====== Entries shown
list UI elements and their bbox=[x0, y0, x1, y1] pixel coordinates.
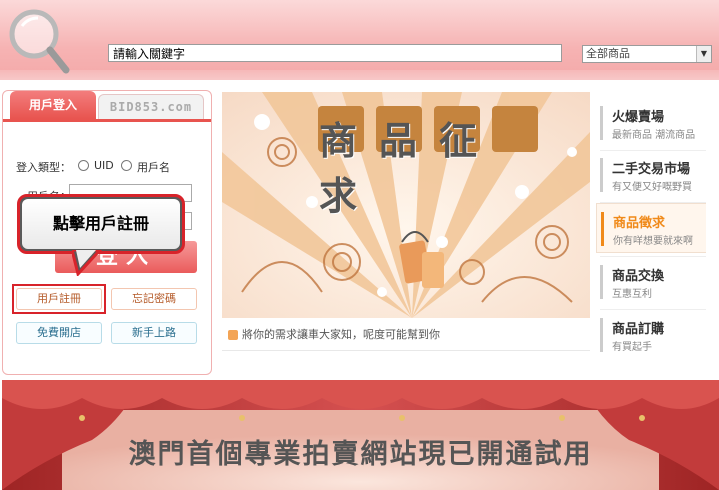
menu-item-subtitle: 互惠互利 bbox=[612, 289, 652, 300]
menu-item-second-hand[interactable]: 二手交易市場 有又便又好嘅野買 bbox=[596, 150, 706, 200]
forgot-password-button[interactable]: 忘記密碼 bbox=[111, 288, 197, 310]
menu-item-title: 商品交換 bbox=[612, 269, 665, 284]
speech-icon bbox=[228, 330, 238, 340]
username-radio-label: 用戶名 bbox=[137, 161, 170, 174]
username-radio[interactable] bbox=[121, 160, 132, 171]
menu-item-title: 火爆賣場 bbox=[612, 110, 665, 125]
uid-radio[interactable] bbox=[78, 160, 89, 171]
chevron-down-icon[interactable]: ▼ bbox=[696, 46, 711, 62]
search-input[interactable] bbox=[108, 44, 562, 62]
divider bbox=[222, 350, 590, 351]
menu-item-subtitle: 你有咩想要就來啊 bbox=[613, 236, 693, 247]
header-bottom-strip bbox=[0, 70, 719, 80]
menu-item-title: 商品訂購 bbox=[612, 322, 665, 337]
header-bar bbox=[0, 0, 719, 80]
menu-item-title: 二手交易市場 bbox=[612, 162, 691, 177]
banner-caption: 將你的需求讓車大家知，呢度可能幫到你 bbox=[222, 324, 590, 346]
menu-bar bbox=[600, 318, 603, 352]
menu-item-subtitle: 有買起手 bbox=[612, 342, 652, 353]
menu-bar bbox=[601, 212, 604, 246]
banner-caption-text: 將你的需求讓車大家知，呢度可能幫到你 bbox=[242, 328, 440, 341]
banner-title: 商品征求 bbox=[319, 119, 500, 218]
callout-text: 點擊用戶註冊 bbox=[22, 199, 180, 249]
tab-underline bbox=[3, 119, 211, 122]
login-type-label: 登入類型： bbox=[16, 161, 71, 174]
menu-bar bbox=[600, 106, 603, 140]
tab-user-login[interactable]: 用戶登入 bbox=[10, 91, 96, 119]
register-highlight-box bbox=[12, 284, 106, 314]
category-select[interactable]: 全部商品 ▼ bbox=[582, 45, 712, 63]
menu-bar bbox=[600, 158, 603, 192]
menu-item-exchange[interactable]: 商品交換 互惠互利 bbox=[596, 257, 706, 307]
menu-item-order[interactable]: 商品訂購 有買起手 bbox=[596, 310, 706, 360]
menu-bar bbox=[600, 265, 603, 299]
menu-item-title: 商品徵求 bbox=[613, 216, 666, 231]
uid-radio-label: UID bbox=[94, 159, 114, 172]
tab-bid853[interactable]: BID853.com bbox=[98, 94, 204, 119]
menu-item-hot-market[interactable]: 火爆賣場 最新商品 潮流商品 bbox=[596, 98, 706, 148]
menu-item-product-request[interactable]: 商品徵求 你有咩想要就來啊 bbox=[596, 203, 706, 253]
menu-item-subtitle: 有又便又好嘅野買 bbox=[612, 182, 692, 193]
magnifier-logo-icon bbox=[9, 9, 70, 74]
callout-tail bbox=[72, 250, 103, 276]
promo-banner[interactable]: 商品征求 bbox=[222, 92, 590, 318]
bottom-banner-text: 澳門首個專業拍賣網站現已開通試用 bbox=[128, 439, 593, 470]
open-shop-button[interactable]: 免費開店 bbox=[16, 322, 102, 344]
category-select-value: 全部商品 bbox=[586, 47, 630, 60]
newbie-guide-button[interactable]: 新手上路 bbox=[111, 322, 197, 344]
menu-item-subtitle: 最新商品 潮流商品 bbox=[612, 130, 696, 141]
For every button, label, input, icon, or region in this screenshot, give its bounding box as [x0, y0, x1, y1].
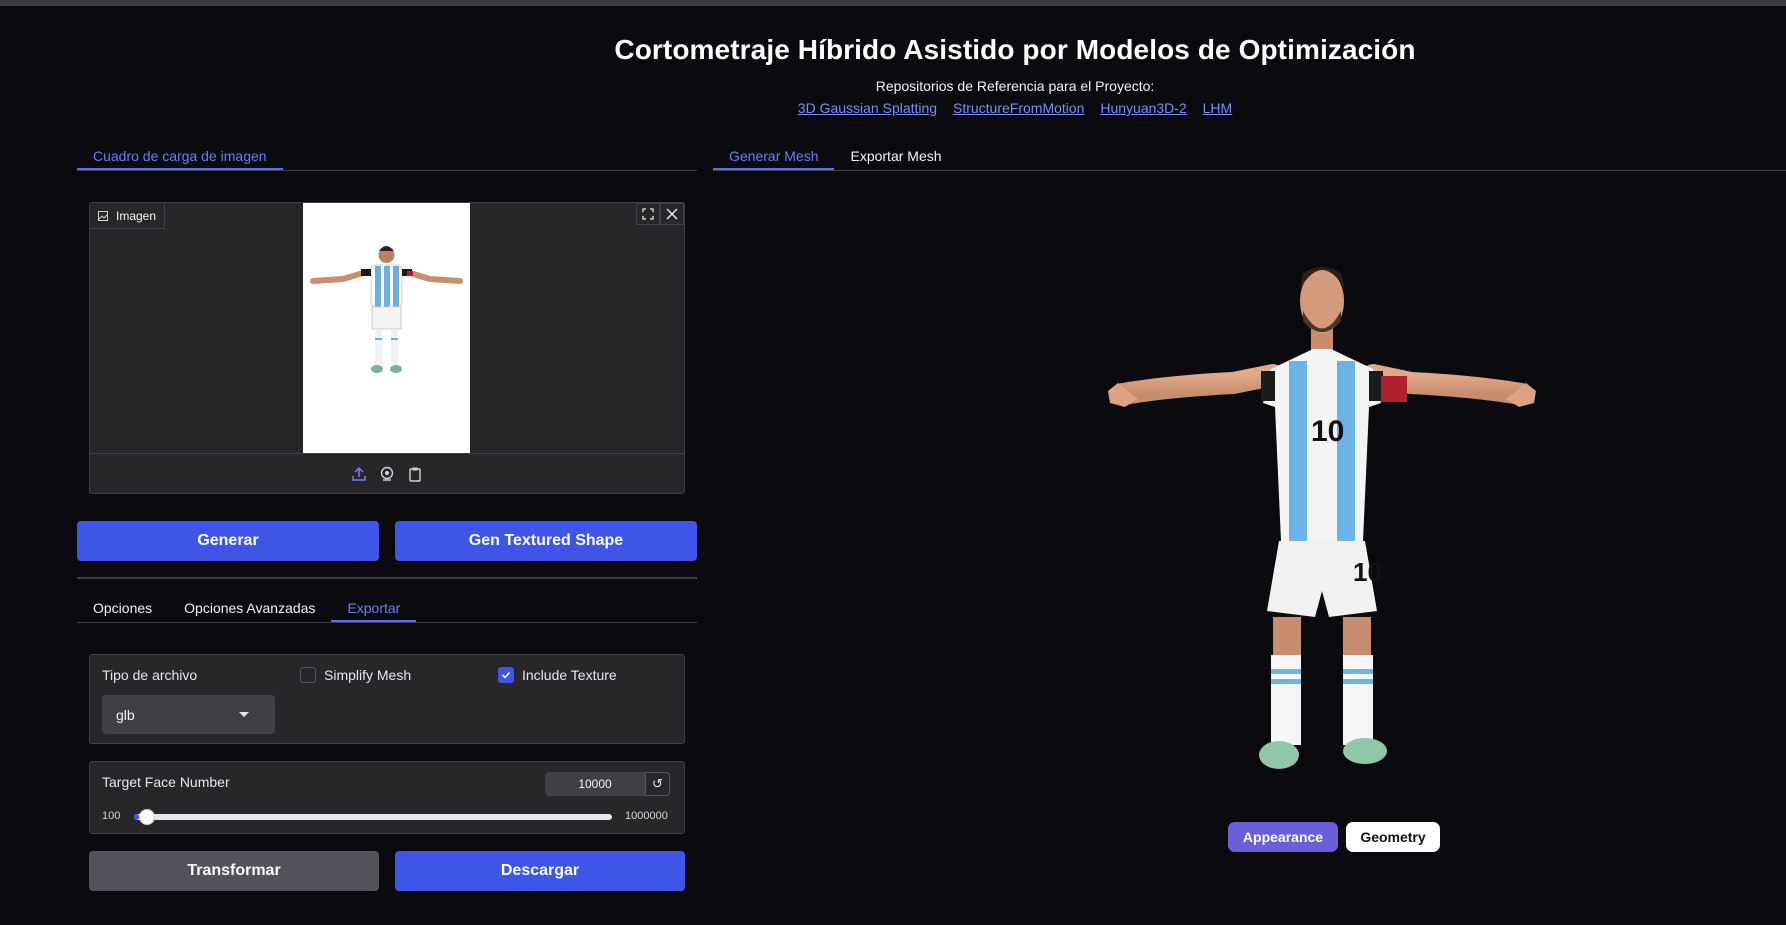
============
● **What you will do**
Pull every line of the data above into your answer word for word, leaving out the pictures.

● **Full response**
list UI elements and their bbox=[x0, y0, x1, y1] pixel coordinates.
menu-item-subtitle: 互惠互利 bbox=[612, 289, 652, 300]
menu-item-second-hand[interactable]: 二手交易市場 有又便又好嘅野買 bbox=[596, 150, 706, 200]
forgot-password-button[interactable]: 忘記密碼 bbox=[111, 288, 197, 310]
menu-item-title: 商品交換 bbox=[612, 269, 665, 284]
speech-icon bbox=[228, 330, 238, 340]
username-radio-label: 用戶名 bbox=[137, 161, 170, 174]
username-radio[interactable] bbox=[121, 160, 132, 171]
menu-item-title: 火爆賣場 bbox=[612, 110, 665, 125]
uid-radio[interactable] bbox=[78, 160, 89, 171]
chevron-down-icon[interactable]: ▼ bbox=[696, 46, 711, 62]
search-input[interactable] bbox=[108, 44, 562, 62]
divider bbox=[222, 350, 590, 351]
menu-item-subtitle: 你有咩想要就來啊 bbox=[613, 236, 693, 247]
header-bottom-strip bbox=[0, 70, 719, 80]
menu-item-title: 商品訂購 bbox=[612, 322, 665, 337]
header-bar bbox=[0, 0, 719, 80]
menu-item-title: 二手交易市場 bbox=[612, 162, 691, 177]
banner-caption: 將你的需求讓車大家知，呢度可能幫到你 bbox=[222, 324, 590, 346]
menu-bar bbox=[600, 318, 603, 352]
menu-item-subtitle: 有買起手 bbox=[612, 342, 652, 353]
menu-bar bbox=[601, 212, 604, 246]
banner-caption-text: 將你的需求讓車大家知，呢度可能幫到你 bbox=[242, 328, 440, 341]
banner-title: 商品征求 bbox=[319, 119, 500, 218]
callout-text: 點擊用戶註冊 bbox=[22, 199, 180, 249]
tab-underline bbox=[3, 119, 211, 122]
login-type-label: 登入類型： bbox=[16, 161, 71, 174]
menu-bar bbox=[600, 106, 603, 140]
tab-user-login[interactable]: 用戶登入 bbox=[10, 91, 96, 119]
register-highlight-box bbox=[12, 284, 106, 314]
category-select[interactable]: 全部商品 ▼ bbox=[582, 45, 712, 63]
menu-bar bbox=[600, 158, 603, 192]
menu-item-exchange[interactable]: 商品交換 互惠互利 bbox=[596, 257, 706, 307]
menu-item-order[interactable]: 商品訂購 有買起手 bbox=[596, 310, 706, 360]
menu-bar bbox=[600, 265, 603, 299]
menu-item-title: 商品徵求 bbox=[613, 216, 666, 231]
uid-radio-label: UID bbox=[94, 159, 114, 172]
tab-bid853[interactable]: BID853.com bbox=[98, 94, 204, 119]
menu-item-hot-market[interactable]: 火爆賣場 最新商品 潮流商品 bbox=[596, 98, 706, 148]
menu-item-product-request[interactable]: 商品徵求 你有咩想要就來啊 bbox=[596, 203, 706, 253]
menu-item-subtitle: 有又便又好嘅野買 bbox=[612, 182, 692, 193]
magnifier-logo-icon bbox=[9, 9, 70, 74]
callout-tail bbox=[72, 250, 103, 276]
promo-banner[interactable]: 商品征求 bbox=[222, 92, 590, 318]
bottom-banner-text: 澳門首個專業拍賣網站現已開通試用 bbox=[128, 439, 593, 470]
open-shop-button[interactable]: 免費開店 bbox=[16, 322, 102, 344]
category-select-value: 全部商品 bbox=[586, 47, 630, 60]
newbie-guide-button[interactable]: 新手上路 bbox=[111, 322, 197, 344]
menu-item-subtitle: 最新商品 潮流商品 bbox=[612, 130, 696, 141]
For every button, label, input, icon, or region in this screenshot, give its bounding box as [x0, y0, x1, y1].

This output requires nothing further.